WRITTEN TASK: Identify and pull out each line of the entries in which "bosonic" occurs.

▽

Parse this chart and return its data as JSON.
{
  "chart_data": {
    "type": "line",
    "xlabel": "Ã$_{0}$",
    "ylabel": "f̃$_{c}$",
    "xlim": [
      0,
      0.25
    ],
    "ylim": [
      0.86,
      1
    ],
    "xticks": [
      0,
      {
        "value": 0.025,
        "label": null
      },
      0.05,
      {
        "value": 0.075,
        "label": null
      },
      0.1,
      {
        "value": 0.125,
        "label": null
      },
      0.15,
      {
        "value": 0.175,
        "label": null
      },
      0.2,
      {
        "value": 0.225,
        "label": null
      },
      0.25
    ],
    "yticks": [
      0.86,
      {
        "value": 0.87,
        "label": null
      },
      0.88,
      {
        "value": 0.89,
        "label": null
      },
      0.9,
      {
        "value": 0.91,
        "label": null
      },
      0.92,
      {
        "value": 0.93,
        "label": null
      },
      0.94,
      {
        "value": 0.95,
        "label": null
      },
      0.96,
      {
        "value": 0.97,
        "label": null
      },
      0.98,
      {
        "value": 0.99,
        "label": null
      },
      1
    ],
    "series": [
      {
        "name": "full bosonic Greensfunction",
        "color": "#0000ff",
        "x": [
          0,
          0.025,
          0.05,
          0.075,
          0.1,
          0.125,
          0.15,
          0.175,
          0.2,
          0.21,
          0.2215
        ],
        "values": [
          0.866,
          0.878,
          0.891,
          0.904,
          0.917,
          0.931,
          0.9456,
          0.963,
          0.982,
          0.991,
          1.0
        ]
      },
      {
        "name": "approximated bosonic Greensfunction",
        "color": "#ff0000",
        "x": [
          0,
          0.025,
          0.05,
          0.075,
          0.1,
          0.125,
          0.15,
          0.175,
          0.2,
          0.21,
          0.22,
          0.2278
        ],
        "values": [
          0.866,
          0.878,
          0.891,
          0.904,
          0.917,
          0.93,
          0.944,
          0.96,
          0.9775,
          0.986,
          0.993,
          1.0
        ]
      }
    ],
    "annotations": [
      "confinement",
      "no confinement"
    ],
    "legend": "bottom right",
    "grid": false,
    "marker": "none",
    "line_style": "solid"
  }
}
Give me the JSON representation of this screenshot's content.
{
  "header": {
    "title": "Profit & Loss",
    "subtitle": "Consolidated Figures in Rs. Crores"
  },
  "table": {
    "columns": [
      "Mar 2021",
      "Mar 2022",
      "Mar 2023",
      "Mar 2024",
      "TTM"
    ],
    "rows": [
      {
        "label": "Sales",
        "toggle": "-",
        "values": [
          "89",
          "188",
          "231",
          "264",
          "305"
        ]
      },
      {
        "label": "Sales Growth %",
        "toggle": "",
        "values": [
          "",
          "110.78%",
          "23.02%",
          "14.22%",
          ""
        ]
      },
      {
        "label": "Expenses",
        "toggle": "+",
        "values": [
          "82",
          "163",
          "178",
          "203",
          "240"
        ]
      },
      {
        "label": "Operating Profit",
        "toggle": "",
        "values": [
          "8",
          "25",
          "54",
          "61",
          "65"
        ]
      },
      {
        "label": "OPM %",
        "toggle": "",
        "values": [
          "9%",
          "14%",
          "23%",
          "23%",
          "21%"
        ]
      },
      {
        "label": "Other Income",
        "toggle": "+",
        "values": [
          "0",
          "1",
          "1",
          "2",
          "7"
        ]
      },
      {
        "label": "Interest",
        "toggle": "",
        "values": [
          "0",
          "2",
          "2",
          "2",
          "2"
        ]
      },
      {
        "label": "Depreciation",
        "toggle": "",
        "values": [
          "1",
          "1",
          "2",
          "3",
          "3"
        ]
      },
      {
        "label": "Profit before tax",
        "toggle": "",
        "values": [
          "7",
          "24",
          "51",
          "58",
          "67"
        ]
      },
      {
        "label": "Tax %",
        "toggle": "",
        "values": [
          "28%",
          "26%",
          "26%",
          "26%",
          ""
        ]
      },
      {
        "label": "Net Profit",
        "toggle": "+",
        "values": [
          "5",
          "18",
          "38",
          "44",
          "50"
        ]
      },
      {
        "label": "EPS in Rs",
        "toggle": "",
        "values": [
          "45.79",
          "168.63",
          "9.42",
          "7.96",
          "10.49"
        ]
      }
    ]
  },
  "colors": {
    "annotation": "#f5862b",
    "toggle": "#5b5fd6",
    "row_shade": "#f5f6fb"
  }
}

△

RESULT:
        "name": "full bosonic Greensfunction",
        "name": "approximated bosonic Greensfunction",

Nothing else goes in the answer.